Hedefler =
[1] Aşağıdaki ifadelerin bozgunculuk ve terör hakkındaki metinle uyuşup uyuşmadığını belirtin. Her biri için evet ya da hayır deyin ve karar veren sözleri metinden aynen alıntılayın.
(a) Metne göre Yunus Suresi'nin 81. ayetinde, Allah'ın bozgunculuk çıkaranların işini düzeltmeyeceği bildirilir.
(b) Metne göre terör eylemleri bugüne kadar en fazla birkaç bin insanın hayatına mal olmuştur.
(c) Metinde, Allah'ın rahmetinin iyilik yapanlara yakın olduğu söylenir.
[2] Bozgunculuk ve terör hakkındaki metne dayanarak aşağıdaki soruları yanıtlayın.
(a) Metnin başındaki ayet hangi sure ve ayetten alınmıştır?
(b) Allah'ın yasakladığı bozgunculuk hareketleri hangi anlamları da kapsar?
(c) Metne göre dinin getirdiği güzel ahlak nelere dayalıdır?
[3] Bozgunculuk ve terör hakkındaki metni kaldığı yerden sürdürün.

Verilen metin =
Düzene konulması (ıslah)ından sonra yeryüzünde bozgunculuk (fesad) çıkarmayın; O'na korkarak ve umut taşıyarak dua edin. Doğrusu Allah'ın rahmeti iyilik yapanlara pek yakındır. (A'raf Suresi, 56)

Bozgunculukla, masum insanları öldürmekle, isyanla ve zulümle yeryüzünde başarılı olabileceklerini zanneden insanlar çok büyük bir yanılgı içindedirler. Çünkü Allah terör ve şiddet anlamlarını da kapsayan her türlü bozgunculuk hareketini yasaklamış, bu tür bir eylem içinde olanları lanetlemiş ve bir ayetinde de "Şüphesiz Allah, bozgunculuk çıkaranların işini düzeltmez." (Yunus Suresi, 81) şeklinde buyurmuştur.

Bugüne kadar belki de yüz binlerce insanın hayatına mal olan terör eylemlerinin görünürde birçok sebebi olabilir. Ancak unutulmamalıdır ki asıl sebep, bu eylemleri gerçekleştiren insanların dinin getirdiği güzel ahlaktan uzak olmaları ve Allah'tan gereği gibi korkmamalarıdır.

Ancak çağımızda dünyanın dört bir köşesinde terör, soykırım ve katliamlar yaşanmakta, masum insanlar hunharca öldürülmekte, suni sebeplerle birbirlerine düşman hale getirilen topluluklar ülkeleri kana bulamaktadır. Birbirlerinden çok farklı tarihlere, kültürlere ve toplumsal yapılara sahip olan ülkelerde meydana gelen bu olayların, her ülkede kendine özgü bazı nedenleri ve kaynakları olabilir. Ancak asıl nedenin dinin getirdiği sevgi, saygı ve hoşgörüye dayalı güzel ahlaktan uzaklaşmak olduğu açıktır. Dinsizliğin bir sonucu olarak, Allah korkusuna sahip olmayan ve ahirette hesap vereceklerine inanmayan, bu nedenle de "nasılsa kimseye hesap vermeyeceğim" diye düşünen, her türlü insafsızlığı, ahlaksızlığı ve vicdansızlığı kolaylıkla yapabilen kitleler oluşmaktadır.

Verilen kayıtlar =
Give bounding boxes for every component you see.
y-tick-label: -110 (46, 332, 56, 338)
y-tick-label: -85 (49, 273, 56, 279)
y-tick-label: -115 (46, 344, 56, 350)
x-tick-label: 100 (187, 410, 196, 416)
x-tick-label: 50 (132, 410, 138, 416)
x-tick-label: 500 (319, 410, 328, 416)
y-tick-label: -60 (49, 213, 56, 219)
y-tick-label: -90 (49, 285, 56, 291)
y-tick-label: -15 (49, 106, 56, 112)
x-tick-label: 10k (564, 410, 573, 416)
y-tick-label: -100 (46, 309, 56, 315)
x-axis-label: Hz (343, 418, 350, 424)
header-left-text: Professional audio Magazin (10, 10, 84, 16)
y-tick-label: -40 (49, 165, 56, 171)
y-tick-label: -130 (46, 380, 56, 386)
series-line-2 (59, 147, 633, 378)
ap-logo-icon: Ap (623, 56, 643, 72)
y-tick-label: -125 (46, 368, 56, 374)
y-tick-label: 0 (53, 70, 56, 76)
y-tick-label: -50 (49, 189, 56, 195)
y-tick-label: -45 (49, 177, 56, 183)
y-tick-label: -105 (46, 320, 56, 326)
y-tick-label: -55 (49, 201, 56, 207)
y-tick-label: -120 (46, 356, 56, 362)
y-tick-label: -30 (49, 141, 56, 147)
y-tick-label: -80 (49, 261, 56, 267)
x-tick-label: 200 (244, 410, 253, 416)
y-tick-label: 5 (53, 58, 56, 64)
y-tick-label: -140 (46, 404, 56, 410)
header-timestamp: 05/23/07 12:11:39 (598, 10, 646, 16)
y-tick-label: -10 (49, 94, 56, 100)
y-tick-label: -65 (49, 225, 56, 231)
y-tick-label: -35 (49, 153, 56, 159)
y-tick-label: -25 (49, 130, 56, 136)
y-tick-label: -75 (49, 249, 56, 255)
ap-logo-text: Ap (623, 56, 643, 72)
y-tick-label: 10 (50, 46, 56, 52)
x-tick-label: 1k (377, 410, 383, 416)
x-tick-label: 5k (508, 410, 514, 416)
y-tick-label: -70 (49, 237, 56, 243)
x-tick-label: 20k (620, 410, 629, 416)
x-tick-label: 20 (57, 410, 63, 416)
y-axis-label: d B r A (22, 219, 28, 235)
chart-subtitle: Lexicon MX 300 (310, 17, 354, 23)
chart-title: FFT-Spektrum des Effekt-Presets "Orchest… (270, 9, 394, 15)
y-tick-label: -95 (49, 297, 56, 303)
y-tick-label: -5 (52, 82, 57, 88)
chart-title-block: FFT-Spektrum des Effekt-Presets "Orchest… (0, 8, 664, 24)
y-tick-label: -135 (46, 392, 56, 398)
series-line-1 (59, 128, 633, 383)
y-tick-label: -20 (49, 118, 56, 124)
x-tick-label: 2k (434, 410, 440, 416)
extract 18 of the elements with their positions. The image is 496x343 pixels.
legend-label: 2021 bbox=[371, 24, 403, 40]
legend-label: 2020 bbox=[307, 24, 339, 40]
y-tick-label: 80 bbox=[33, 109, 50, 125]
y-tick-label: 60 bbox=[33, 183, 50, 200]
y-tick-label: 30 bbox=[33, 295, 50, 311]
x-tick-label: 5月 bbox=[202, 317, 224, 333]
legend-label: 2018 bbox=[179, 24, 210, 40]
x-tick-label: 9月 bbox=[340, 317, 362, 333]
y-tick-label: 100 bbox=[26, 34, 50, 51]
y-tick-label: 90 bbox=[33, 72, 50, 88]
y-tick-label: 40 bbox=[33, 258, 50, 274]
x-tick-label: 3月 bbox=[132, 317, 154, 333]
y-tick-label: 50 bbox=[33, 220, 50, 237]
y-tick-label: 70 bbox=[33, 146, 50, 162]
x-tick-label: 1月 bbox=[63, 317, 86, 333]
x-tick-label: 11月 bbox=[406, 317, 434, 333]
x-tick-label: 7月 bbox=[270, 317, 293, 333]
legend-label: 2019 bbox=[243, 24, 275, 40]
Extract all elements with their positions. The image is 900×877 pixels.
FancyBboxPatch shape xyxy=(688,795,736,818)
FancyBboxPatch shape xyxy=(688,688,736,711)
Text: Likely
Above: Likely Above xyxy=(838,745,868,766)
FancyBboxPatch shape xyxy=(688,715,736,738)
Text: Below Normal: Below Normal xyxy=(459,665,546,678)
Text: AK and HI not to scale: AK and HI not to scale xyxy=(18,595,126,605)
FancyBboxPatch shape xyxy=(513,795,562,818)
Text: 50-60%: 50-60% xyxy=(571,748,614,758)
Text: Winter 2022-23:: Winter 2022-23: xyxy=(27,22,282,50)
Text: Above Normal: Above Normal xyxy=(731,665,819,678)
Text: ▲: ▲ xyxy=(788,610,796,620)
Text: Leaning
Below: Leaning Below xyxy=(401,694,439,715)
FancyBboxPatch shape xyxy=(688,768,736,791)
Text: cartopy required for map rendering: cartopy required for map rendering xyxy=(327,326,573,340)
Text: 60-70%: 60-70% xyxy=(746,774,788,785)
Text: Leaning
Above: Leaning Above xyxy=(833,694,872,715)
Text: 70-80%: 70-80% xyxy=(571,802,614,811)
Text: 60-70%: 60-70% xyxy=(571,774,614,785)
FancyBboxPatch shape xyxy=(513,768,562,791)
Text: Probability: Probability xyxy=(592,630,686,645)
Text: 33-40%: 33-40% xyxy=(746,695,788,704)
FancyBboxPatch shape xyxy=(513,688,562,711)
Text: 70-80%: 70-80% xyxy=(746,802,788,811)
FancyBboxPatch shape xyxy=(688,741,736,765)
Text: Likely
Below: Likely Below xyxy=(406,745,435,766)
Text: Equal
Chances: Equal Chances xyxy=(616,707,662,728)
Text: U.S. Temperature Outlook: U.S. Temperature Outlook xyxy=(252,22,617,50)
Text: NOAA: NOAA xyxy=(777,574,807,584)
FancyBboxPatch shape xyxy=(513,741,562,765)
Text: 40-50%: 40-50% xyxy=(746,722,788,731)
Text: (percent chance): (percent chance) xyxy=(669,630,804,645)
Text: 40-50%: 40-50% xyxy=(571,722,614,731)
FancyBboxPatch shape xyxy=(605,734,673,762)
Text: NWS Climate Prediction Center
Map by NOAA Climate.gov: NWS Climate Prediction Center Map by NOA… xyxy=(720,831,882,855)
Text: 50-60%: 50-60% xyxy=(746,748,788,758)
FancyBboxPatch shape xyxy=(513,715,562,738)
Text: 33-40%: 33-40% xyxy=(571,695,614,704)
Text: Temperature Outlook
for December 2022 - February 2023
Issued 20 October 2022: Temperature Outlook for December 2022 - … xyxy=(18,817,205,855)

Cevaplar =
[1]
(a) Evet: "Şüphesiz Allah, bozgunculuk çıkaranların işini düzeltmez." (Yunus Suresi, 81)
(b) Hayır: "Bugüne kadar belki de yüz binlerce insanın hayatına mal olan terör eylemlerinin"
(c) Evet: "Doğrusu Allah'ın rahmeti iyilik yapanlara pek yakındır."

[2]
(a) A'raf Suresi, 56. ayet.
(b) Terör ve şiddet anlamlarını.
(c) Sevgi, saygı ve hoşgörüye.

[3]
Allah ve din adına ortaya çıkan, ama Allah'ın lanetlediği suçları işlemek için örgütlenen iki yüzlü insanların varlığına, Kuran'da da işaret edilmiştir. Bir ayette, "Allah adına and içerek" peygamberi öldürmek için plan yapan "dokuzlu bir çete"den şöyle söz edilir:

Şehirde dokuzlu bir çete vardı, yeryüzünde bozgun çıkarıyorlar ve dirlik-düzenlik bırakmıyorlardı. Kendi aralarında Allah adına and içerek, dediler ki: "Gece mutlaka ona ve ailesine bir baskın düzenleyelim, sonra velisine: Ailesinin yok oluşuna biz şahid olmadık ve gerçekten bizler doğruyu söyleyenleriz, diyelim. "Onlar hileli bir düzen kurdu. Biz de (onların hilesine karşı) onların farkında olmadığı bir düzen kurduk. (Neml Suresi, 48-50)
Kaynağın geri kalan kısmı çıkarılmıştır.